──────── Entries

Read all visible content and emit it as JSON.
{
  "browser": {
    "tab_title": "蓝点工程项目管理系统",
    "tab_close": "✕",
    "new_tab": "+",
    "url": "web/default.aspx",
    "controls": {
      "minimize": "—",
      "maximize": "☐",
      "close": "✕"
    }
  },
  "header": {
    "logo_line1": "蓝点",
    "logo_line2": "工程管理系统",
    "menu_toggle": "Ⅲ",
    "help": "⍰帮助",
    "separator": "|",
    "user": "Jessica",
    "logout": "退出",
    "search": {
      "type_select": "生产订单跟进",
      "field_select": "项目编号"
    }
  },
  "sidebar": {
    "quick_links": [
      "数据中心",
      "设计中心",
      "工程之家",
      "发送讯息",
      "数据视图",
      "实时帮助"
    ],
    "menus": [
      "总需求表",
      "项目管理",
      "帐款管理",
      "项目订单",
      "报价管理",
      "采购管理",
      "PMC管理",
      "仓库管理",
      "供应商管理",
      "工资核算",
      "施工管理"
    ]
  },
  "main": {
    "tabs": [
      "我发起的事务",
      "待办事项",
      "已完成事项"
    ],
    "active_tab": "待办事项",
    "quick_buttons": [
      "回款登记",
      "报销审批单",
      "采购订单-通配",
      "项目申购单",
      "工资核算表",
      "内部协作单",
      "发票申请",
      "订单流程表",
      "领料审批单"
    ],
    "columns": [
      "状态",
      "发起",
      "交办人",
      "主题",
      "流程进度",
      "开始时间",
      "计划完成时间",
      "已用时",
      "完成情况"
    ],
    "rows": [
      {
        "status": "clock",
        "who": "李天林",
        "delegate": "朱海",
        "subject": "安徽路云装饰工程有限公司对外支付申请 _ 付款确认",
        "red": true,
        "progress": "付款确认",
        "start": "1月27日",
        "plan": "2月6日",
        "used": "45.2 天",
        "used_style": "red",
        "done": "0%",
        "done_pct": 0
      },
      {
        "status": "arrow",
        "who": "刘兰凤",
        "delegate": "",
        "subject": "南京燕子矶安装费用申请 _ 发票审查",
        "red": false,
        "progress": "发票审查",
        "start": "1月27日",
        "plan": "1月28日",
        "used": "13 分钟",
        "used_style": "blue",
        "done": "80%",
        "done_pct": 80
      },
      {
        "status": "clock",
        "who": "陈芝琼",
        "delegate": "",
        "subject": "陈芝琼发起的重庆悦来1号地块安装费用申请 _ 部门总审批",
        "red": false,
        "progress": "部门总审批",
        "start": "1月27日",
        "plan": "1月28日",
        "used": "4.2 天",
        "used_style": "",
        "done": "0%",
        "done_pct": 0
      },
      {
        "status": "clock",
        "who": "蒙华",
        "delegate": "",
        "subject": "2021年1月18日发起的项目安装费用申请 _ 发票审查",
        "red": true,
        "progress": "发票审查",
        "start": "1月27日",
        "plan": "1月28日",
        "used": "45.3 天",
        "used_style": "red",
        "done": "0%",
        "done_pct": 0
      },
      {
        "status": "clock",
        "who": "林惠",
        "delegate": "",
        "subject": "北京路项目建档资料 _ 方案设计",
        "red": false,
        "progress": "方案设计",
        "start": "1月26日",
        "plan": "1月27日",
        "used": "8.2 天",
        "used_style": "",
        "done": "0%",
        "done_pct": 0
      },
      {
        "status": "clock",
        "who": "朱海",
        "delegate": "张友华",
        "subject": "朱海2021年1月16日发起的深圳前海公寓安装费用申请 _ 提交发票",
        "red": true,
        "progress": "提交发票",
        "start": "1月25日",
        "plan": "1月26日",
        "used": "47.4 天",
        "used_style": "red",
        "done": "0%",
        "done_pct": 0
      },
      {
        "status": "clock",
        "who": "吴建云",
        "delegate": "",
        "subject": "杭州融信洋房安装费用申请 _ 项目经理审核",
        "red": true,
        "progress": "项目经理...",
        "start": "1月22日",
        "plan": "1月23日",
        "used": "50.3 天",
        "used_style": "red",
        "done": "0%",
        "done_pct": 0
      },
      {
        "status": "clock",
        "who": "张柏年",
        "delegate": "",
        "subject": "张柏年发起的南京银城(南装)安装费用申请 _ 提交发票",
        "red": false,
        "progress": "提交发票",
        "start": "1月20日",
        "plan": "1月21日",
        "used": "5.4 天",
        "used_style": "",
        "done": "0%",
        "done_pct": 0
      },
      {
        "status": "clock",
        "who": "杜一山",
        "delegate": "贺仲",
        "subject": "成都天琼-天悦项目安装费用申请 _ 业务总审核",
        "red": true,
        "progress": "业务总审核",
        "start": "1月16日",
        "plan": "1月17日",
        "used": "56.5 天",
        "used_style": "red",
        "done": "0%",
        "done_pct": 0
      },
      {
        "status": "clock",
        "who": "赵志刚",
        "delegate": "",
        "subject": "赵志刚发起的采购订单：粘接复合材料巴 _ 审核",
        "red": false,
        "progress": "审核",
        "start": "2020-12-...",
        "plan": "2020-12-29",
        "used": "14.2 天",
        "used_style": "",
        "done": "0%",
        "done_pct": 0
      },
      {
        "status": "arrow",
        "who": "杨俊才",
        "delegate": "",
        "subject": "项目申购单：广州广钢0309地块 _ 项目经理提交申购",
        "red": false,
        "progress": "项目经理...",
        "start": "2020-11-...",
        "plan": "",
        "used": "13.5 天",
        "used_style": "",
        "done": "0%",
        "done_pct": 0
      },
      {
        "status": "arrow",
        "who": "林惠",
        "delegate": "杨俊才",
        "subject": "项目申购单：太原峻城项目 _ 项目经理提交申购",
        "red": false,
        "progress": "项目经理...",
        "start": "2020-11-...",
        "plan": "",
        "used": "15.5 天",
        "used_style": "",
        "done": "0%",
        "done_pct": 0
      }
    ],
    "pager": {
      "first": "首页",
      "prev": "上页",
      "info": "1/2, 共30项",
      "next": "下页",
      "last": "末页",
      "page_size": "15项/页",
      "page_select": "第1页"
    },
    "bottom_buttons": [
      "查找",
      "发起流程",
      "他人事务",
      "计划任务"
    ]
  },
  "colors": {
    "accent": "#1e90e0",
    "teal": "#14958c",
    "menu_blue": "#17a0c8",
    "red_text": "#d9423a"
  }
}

────────────────

__Problem requirements__
Copy out each line of the data containing the string "plan".

__Exercise solution__
        "plan": "2月6日",
        "plan": "1月28日",
        "plan": "1月28日",
        "plan": "1月28日",
        "plan": "1月27日",
        "plan": "1月26日",
        "plan": "1月23日",
        "plan": "1月21日",
        "plan": "1月17日",
        "plan": "2020-12-29",
        "plan": "",
        "plan": "",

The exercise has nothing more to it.